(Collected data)
· · · · ·

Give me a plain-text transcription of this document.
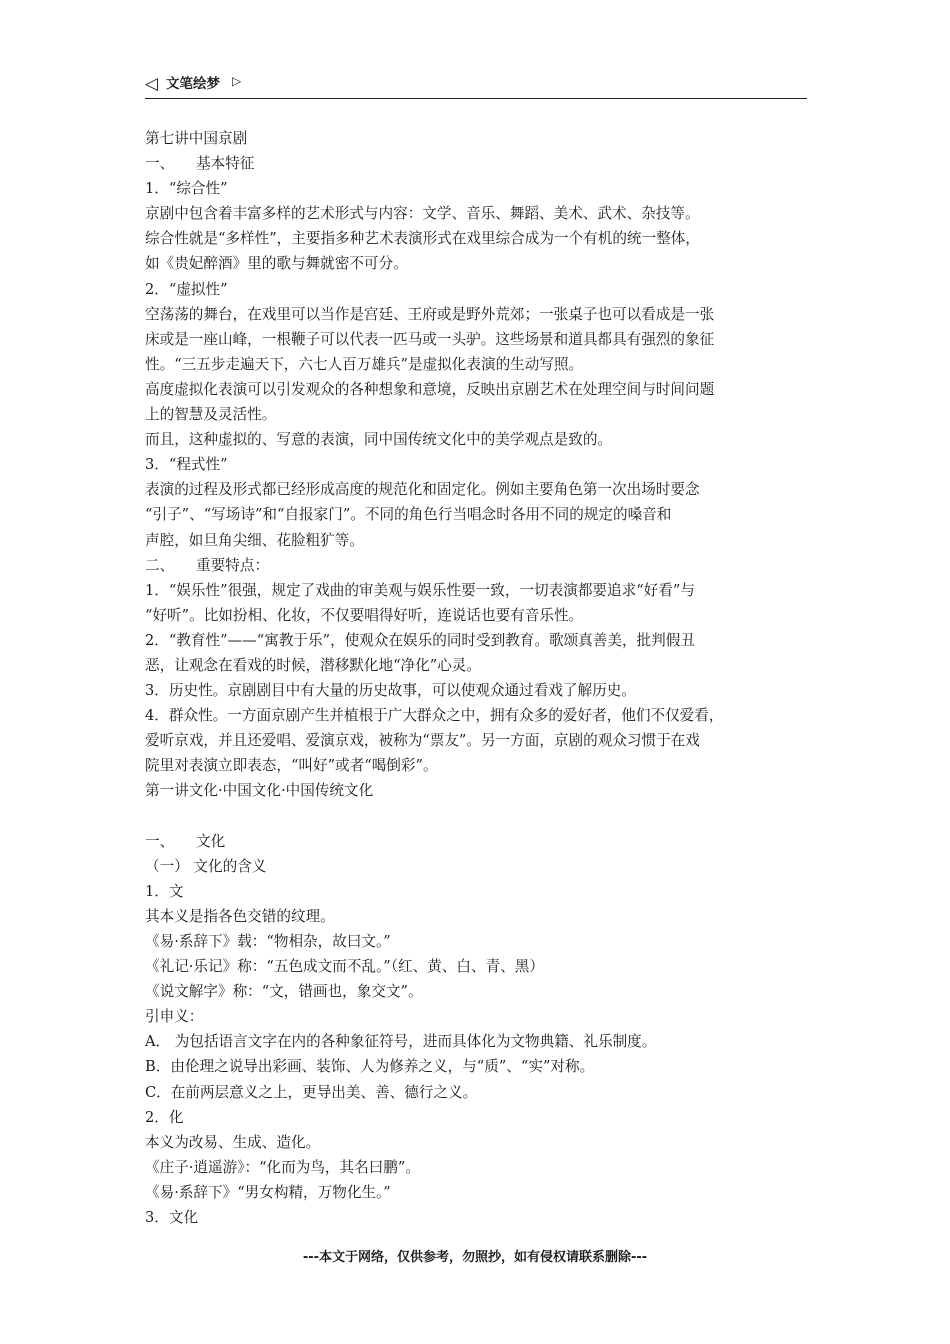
◁ 文笔绘梦 ▷
第七讲中国京剧
一、　　基本特征
1．“综合性”
京剧中包含着丰富多样的艺术形式与内容：文学、音乐、舞蹈、美术、武术、杂技等。
综合性就是“多样性”，主要指多种艺术表演形式在戏里综合成为一个有机的统一整体，
如《贵妃醉酒》里的歌与舞就密不可分。
2．“虚拟性”
空荡荡的舞台，在戏里可以当作是宫廷、王府或是野外荒郊；一张桌子也可以看成是一张
床或是一座山峰，一根鞭子可以代表一匹马或一头驴。这些场景和道具都具有强烈的象征
性。“三五步走遍天下，六七人百万雄兵”是虚拟化表演的生动写照。
高度虚拟化表演可以引发观众的各种想象和意境，反映出京剧艺术在处理空间与时间问题
上的智慧及灵活性。
而且，这种虚拟的、写意的表演，同中国传统文化中的美学观点是致的。
3．“程式性”
表演的过程及形式都已经形成高度的规范化和固定化。例如主要角色第一次出场时要念
“引子”、“写场诗”和“自报家门”。不同的角色行当唱念时各用不同的规定的嗓音和
声腔，如旦角尖细、花脸粗犷等。
二、　　重要特点：
1．“娱乐性”很强，规定了戏曲的审美观与娱乐性要一致，一切表演都要追求“好看”与
“好听”。比如扮相、化妆，不仅要唱得好听，连说话也要有音乐性。
2．“教育性”——“寓教于乐”，使观众在娱乐的同时受到教育。歌颂真善美，批判假丑
恶，让观念在看戏的时候，潜移默化地“净化”心灵。
3．历史性。京剧剧目中有大量的历史故事，可以使观众通过看戏了解历史。
4．群众性。一方面京剧产生并植根于广大群众之中，拥有众多的爱好者，他们不仅爱看，
爱听京戏，并且还爱唱、爱演京戏，被称为“票友”。另一方面，京剧的观众习惯于在戏
院里对表演立即表态，“叫好”或者“喝倒彩”。
第一讲文化·中国文化·中国传统文化
一、　　文化
（一） 文化的含义
1．文
其本义是指各色交错的纹理。
《易·系辞下》载：“物相杂，故曰文。”
《礼记·乐记》称：“五色成文而不乱。”（红、黄、白、青、黑）
《说文解字》称：“文，错画也，象交文”。
引申义：
A． 为包括语言文字在内的各种象征符号，进而具体化为文物典籍、礼乐制度。
B．由伦理之说导出彩画、装饰、人为修养之义，与“质”、“实”对称。
C．在前两层意义之上，更导出美、善、德行之义。
2．化
本义为改易、生成、造化。
《庄子·逍遥游》：“化而为鸟，其名曰鹏”。
《易·系辞下》“男女构精，万物化生。”
3．文化
---本文于网络，仅供参考，勿照抄，如有侵权请联系删除---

· · · · ·

Copy the entries above faithfully and omit every image.

Give me a plain-text transcription of this document.
◁ 文笔绘梦 ▷
第七讲中国京剧
一、　　基本特征
1．“综合性”
京剧中包含着丰富多样的艺术形式与内容：文学、音乐、舞蹈、美术、武术、杂技等。
综合性就是“多样性”，主要指多种艺术表演形式在戏里综合成为一个有机的统一整体，
如《贵妃醉酒》里的歌与舞就密不可分。
2．“虚拟性”
空荡荡的舞台，在戏里可以当作是宫廷、王府或是野外荒郊；一张桌子也可以看成是一张
床或是一座山峰，一根鞭子可以代表一匹马或一头驴。这些场景和道具都具有强烈的象征
性。“三五步走遍天下，六七人百万雄兵”是虚拟化表演的生动写照。
高度虚拟化表演可以引发观众的各种想象和意境，反映出京剧艺术在处理空间与时间问题
上的智慧及灵活性。
而且，这种虚拟的、写意的表演，同中国传统文化中的美学观点是致的。
3．“程式性”
表演的过程及形式都已经形成高度的规范化和固定化。例如主要角色第一次出场时要念
“引子”、“写场诗”和“自报家门”。不同的角色行当唱念时各用不同的规定的嗓音和
声腔，如旦角尖细、花脸粗犷等。
二、　　重要特点：
1．“娱乐性”很强，规定了戏曲的审美观与娱乐性要一致，一切表演都要追求“好看”与
“好听”。比如扮相、化妆，不仅要唱得好听，连说话也要有音乐性。
2．“教育性”——“寓教于乐”，使观众在娱乐的同时受到教育。歌颂真善美，批判假丑
恶，让观念在看戏的时候，潜移默化地“净化”心灵。
3．历史性。京剧剧目中有大量的历史故事，可以使观众通过看戏了解历史。
4．群众性。一方面京剧产生并植根于广大群众之中，拥有众多的爱好者，他们不仅爱看，
爱听京戏，并且还爱唱、爱演京戏，被称为“票友”。另一方面，京剧的观众习惯于在戏
院里对表演立即表态，“叫好”或者“喝倒彩”。
第一讲文化·中国文化·中国传统文化
一、　　文化
（一） 文化的含义
1．文
其本义是指各色交错的纹理。
《易·系辞下》载：“物相杂，故曰文。”
《礼记·乐记》称：“五色成文而不乱。”（红、黄、白、青、黑）
《说文解字》称：“文，错画也，象交文”。
引申义：
A． 为包括语言文字在内的各种象征符号，进而具体化为文物典籍、礼乐制度。
B．由伦理之说导出彩画、装饰、人为修养之义，与“质”、“实”对称。
C．在前两层意义之上，更导出美、善、德行之义。
2．化
本义为改易、生成、造化。
《庄子·逍遥游》：“化而为鸟，其名曰鹏”。
《易·系辞下》“男女构精，万物化生。”
3．文化
---本文于网络，仅供参考，勿照抄，如有侵权请联系删除---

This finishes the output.